EXERCISE BRIEF ->
Return every row below verbatim, without changing a single character.

[Region annotation rows]
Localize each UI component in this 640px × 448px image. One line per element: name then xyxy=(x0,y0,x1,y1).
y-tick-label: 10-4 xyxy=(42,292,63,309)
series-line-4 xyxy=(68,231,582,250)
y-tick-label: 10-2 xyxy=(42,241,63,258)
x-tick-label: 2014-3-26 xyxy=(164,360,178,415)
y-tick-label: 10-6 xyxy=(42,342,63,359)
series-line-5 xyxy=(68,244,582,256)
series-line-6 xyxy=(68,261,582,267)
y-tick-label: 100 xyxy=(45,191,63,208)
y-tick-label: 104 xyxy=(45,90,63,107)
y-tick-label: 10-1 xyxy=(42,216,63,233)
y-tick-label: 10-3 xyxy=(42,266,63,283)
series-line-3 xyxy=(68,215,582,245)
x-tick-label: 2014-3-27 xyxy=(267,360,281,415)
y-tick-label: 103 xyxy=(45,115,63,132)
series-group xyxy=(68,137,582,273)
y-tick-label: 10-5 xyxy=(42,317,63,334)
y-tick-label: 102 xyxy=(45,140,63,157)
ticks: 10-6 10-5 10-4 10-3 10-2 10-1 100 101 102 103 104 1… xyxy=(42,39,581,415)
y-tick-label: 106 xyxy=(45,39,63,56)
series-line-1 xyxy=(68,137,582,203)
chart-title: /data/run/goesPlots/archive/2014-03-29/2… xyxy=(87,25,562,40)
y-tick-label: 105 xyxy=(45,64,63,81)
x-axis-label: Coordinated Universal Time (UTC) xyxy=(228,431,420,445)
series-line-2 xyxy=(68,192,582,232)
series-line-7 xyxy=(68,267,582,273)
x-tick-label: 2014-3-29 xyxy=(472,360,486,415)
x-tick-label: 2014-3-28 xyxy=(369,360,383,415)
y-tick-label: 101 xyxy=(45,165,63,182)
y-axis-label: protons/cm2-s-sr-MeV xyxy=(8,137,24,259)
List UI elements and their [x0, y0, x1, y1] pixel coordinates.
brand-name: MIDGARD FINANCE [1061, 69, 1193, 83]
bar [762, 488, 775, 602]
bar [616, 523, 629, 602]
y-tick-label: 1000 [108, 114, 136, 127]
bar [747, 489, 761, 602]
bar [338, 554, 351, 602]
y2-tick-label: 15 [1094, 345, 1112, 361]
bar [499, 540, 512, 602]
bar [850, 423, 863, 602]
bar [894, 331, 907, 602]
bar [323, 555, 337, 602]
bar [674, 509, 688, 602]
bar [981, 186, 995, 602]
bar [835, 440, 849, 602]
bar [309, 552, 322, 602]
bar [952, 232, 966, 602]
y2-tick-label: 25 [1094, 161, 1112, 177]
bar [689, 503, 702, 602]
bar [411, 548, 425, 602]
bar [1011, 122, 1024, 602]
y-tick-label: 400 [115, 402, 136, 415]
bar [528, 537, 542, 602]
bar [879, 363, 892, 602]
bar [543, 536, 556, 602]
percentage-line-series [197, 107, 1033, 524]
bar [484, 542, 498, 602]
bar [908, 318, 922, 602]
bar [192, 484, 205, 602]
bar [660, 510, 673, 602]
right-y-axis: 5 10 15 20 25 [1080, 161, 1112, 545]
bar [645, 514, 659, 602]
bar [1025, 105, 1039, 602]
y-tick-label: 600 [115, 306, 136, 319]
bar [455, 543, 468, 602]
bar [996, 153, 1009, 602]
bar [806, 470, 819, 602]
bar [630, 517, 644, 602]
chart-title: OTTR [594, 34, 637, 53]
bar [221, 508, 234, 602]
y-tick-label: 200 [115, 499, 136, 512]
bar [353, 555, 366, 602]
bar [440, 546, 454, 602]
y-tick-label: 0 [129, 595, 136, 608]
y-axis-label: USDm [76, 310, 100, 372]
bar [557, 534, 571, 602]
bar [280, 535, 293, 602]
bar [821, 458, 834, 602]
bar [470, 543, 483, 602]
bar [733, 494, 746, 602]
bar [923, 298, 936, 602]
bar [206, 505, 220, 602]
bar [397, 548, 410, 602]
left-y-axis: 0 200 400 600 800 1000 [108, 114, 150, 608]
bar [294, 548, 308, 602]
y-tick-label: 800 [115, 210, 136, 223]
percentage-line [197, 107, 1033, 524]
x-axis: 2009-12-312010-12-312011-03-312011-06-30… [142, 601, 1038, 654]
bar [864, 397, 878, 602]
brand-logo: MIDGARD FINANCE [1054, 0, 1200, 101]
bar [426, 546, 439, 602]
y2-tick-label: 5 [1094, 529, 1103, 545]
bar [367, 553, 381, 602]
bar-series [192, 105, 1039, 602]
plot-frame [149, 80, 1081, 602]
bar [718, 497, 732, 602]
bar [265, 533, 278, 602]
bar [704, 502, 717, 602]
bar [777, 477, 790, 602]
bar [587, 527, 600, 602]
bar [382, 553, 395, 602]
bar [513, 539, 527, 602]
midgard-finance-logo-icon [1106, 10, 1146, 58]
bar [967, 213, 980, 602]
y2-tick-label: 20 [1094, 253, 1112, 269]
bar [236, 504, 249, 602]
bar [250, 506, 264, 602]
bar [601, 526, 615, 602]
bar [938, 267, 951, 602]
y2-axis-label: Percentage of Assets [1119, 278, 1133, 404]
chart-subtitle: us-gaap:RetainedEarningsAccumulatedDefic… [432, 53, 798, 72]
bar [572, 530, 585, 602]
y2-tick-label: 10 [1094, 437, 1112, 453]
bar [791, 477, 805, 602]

CORRECT RESULT ->
Localize each UI component in this 640px × 448px image. One line per element: name then xyxy=(x0,y0,x1,y1).
y-tick-label: 10-4 xyxy=(42,292,63,309)
series-line-4 xyxy=(68,231,582,250)
y-tick-label: 10-2 xyxy=(42,241,63,258)
x-tick-label: 2014-3-26 xyxy=(164,360,178,415)
y-tick-label: 10-6 xyxy=(42,342,63,359)
series-line-5 xyxy=(68,244,582,256)
series-line-6 xyxy=(68,261,582,267)
y-tick-label: 100 xyxy=(45,191,63,208)
y-tick-label: 104 xyxy=(45,90,63,107)
y-tick-label: 10-1 xyxy=(42,216,63,233)
y-tick-label: 10-3 xyxy=(42,266,63,283)
series-line-3 xyxy=(68,215,582,245)
x-tick-label: 2014-3-27 xyxy=(267,360,281,415)
y-tick-label: 103 xyxy=(45,115,63,132)
series-group xyxy=(68,137,582,273)
y-tick-label: 10-5 xyxy=(42,317,63,334)
y-tick-label: 102 xyxy=(45,140,63,157)
ticks: 10-6 10-5 10-4 10-3 10-2 10-1 100 101 102 103 104 1… xyxy=(42,39,581,415)
y-tick-label: 106 xyxy=(45,39,63,56)
series-line-1 xyxy=(68,137,582,203)
chart-title: /data/run/goesPlots/archive/2014-03-29/2… xyxy=(87,25,562,40)
y-tick-label: 105 xyxy=(45,64,63,81)
x-axis-label: Coordinated Universal Time (UTC) xyxy=(228,431,420,445)
series-line-2 xyxy=(68,192,582,232)
series-line-7 xyxy=(68,267,582,273)
x-tick-label: 2014-3-29 xyxy=(472,360,486,415)
x-tick-label: 2014-3-28 xyxy=(369,360,383,415)
y-tick-label: 101 xyxy=(45,165,63,182)
y-axis-label: protons/cm2-s-sr-MeV xyxy=(8,137,24,259)
List UI elements and their [x0, y0, x1, y1] pixel coordinates.
brand-name: MIDGARD FINANCE [1061, 69, 1193, 83]
bar [762, 488, 775, 602]
bar [616, 523, 629, 602]
y-tick-label: 1000 [108, 114, 136, 127]
bar [747, 489, 761, 602]
bar [338, 554, 351, 602]
y2-tick-label: 15 [1094, 345, 1112, 361]
bar [499, 540, 512, 602]
bar [850, 423, 863, 602]
bar [894, 331, 907, 602]
bar [323, 555, 337, 602]
bar [674, 509, 688, 602]
bar [981, 186, 995, 602]
bar [835, 440, 849, 602]
bar [309, 552, 322, 602]
bar [952, 232, 966, 602]
y2-tick-label: 25 [1094, 161, 1112, 177]
bar [689, 503, 702, 602]
bar [411, 548, 425, 602]
bar [1011, 122, 1024, 602]
y-tick-label: 400 [115, 402, 136, 415]
bar [528, 537, 542, 602]
bar [879, 363, 892, 602]
bar [543, 536, 556, 602]
percentage-line-series [197, 107, 1033, 524]
bar [484, 542, 498, 602]
bar [908, 318, 922, 602]
bar [192, 484, 205, 602]
bar [660, 510, 673, 602]
right-y-axis: 5 10 15 20 25 [1080, 161, 1112, 545]
bar [645, 514, 659, 602]
bar [1025, 105, 1039, 602]
y-tick-label: 600 [115, 306, 136, 319]
bar [455, 543, 468, 602]
bar [996, 153, 1009, 602]
bar [806, 470, 819, 602]
bar [630, 517, 644, 602]
chart-title: OTTR [594, 34, 637, 53]
bar [221, 508, 234, 602]
y-tick-label: 200 [115, 499, 136, 512]
bar [353, 555, 366, 602]
bar [440, 546, 454, 602]
y-tick-label: 0 [129, 595, 136, 608]
y-axis-label: USDm [76, 310, 100, 372]
bar [557, 534, 571, 602]
bar [280, 535, 293, 602]
bar [821, 458, 834, 602]
bar [470, 543, 483, 602]
bar [733, 494, 746, 602]
bar [923, 298, 936, 602]
bar [206, 505, 220, 602]
bar [397, 548, 410, 602]
left-y-axis: 0 200 400 600 800 1000 [108, 114, 150, 608]
bar [294, 548, 308, 602]
y-tick-label: 800 [115, 210, 136, 223]
percentage-line [197, 107, 1033, 524]
x-axis: 2009-12-312010-12-312011-03-312011-06-30… [142, 601, 1038, 654]
bar [864, 397, 878, 602]
brand-logo: MIDGARD FINANCE [1054, 0, 1200, 101]
bar [426, 546, 439, 602]
y2-tick-label: 5 [1094, 529, 1103, 545]
bar [367, 553, 381, 602]
bar-series [192, 105, 1039, 602]
plot-frame [149, 80, 1081, 602]
bar [718, 497, 732, 602]
bar [265, 533, 278, 602]
bar [704, 502, 717, 602]
bar [777, 477, 790, 602]
bar [587, 527, 600, 602]
bar [382, 553, 395, 602]
bar [513, 539, 527, 602]
midgard-finance-logo-icon [1106, 10, 1146, 58]
bar [967, 213, 980, 602]
y2-tick-label: 20 [1094, 253, 1112, 269]
bar [236, 504, 249, 602]
bar [250, 506, 264, 602]
bar [601, 526, 615, 602]
bar [938, 267, 951, 602]
y2-axis-label: Percentage of Assets [1119, 278, 1133, 404]
chart-subtitle: us-gaap:RetainedEarningsAccumulatedDefic… [432, 53, 798, 72]
bar [572, 530, 585, 602]
y2-tick-label: 10 [1094, 437, 1112, 453]
bar [791, 477, 805, 602]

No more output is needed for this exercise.